STATED EXERCISE => Copy the data word for word, keeping every line.

[Collected data]
— Start —

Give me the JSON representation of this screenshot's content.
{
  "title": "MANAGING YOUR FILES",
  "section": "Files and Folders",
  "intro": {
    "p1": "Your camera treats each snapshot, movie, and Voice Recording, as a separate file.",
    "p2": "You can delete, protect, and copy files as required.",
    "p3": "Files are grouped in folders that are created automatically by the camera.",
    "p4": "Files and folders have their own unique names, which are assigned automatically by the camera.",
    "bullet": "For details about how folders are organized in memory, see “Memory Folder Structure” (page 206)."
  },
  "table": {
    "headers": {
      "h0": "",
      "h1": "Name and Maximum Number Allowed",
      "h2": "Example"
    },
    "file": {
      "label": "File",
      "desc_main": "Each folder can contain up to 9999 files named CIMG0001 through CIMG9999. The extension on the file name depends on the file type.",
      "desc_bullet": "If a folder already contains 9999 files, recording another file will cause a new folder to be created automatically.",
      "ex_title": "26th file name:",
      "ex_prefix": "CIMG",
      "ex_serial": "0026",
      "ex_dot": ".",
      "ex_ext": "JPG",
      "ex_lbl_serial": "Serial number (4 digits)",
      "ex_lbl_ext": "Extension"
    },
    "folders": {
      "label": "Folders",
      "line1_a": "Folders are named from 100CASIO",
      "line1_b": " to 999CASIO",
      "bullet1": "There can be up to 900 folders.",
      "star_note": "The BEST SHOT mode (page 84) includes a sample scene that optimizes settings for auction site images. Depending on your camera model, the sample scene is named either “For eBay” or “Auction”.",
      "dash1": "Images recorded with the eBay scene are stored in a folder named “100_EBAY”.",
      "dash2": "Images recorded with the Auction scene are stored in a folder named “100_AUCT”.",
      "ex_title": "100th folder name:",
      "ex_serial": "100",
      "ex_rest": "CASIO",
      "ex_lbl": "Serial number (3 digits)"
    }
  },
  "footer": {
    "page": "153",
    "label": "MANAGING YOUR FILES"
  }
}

— End —

TASK ANSWER =>
Give me the JSON representation of this screenshot's content.
{
  "title": "MANAGING YOUR FILES",
  "section": "Files and Folders",
  "intro": {
    "p1": "Your camera treats each snapshot, movie, and Voice Recording, as a separate file.",
    "p2": "You can delete, protect, and copy files as required.",
    "p3": "Files are grouped in folders that are created automatically by the camera.",
    "p4": "Files and folders have their own unique names, which are assigned automatically by the camera.",
    "bullet": "For details about how folders are organized in memory, see “Memory Folder Structure” (page 206)."
  },
  "table": {
    "headers": {
      "h0": "",
      "h1": "Name and Maximum Number Allowed",
      "h2": "Example"
    },
    "file": {
      "label": "File",
      "desc_main": "Each folder can contain up to 9999 files named CIMG0001 through CIMG9999. The extension on the file name depends on the file type.",
      "desc_bullet": "If a folder already contains 9999 files, recording another file will cause a new folder to be created automatically.",
      "ex_title": "26th file name:",
      "ex_prefix": "CIMG",
      "ex_serial": "0026",
      "ex_dot": ".",
      "ex_ext": "JPG",
      "ex_lbl_serial": "Serial number (4 digits)",
      "ex_lbl_ext": "Extension"
    },
    "folders": {
      "label": "Folders",
      "line1_a": "Folders are named from 100CASIO",
      "line1_b": " to 999CASIO",
      "bullet1": "There can be up to 900 folders.",
      "star_note": "The BEST SHOT mode (page 84) includes a sample scene that optimizes settings for auction site images. Depending on your camera model, the sample scene is named either “For eBay” or “Auction”.",
      "dash1": "Images recorded with the eBay scene are stored in a folder named “100_EBAY”.",
      "dash2": "Images recorded with the Auction scene are stored in a folder named “100_AUCT”.",
      "ex_title": "100th folder name:",
      "ex_serial": "100",
      "ex_rest": "CASIO",
      "ex_lbl": "Serial number (3 digits)"
    }
  },
  "footer": {
    "page": "153",
    "label": "MANAGING YOUR FILES"
  }
}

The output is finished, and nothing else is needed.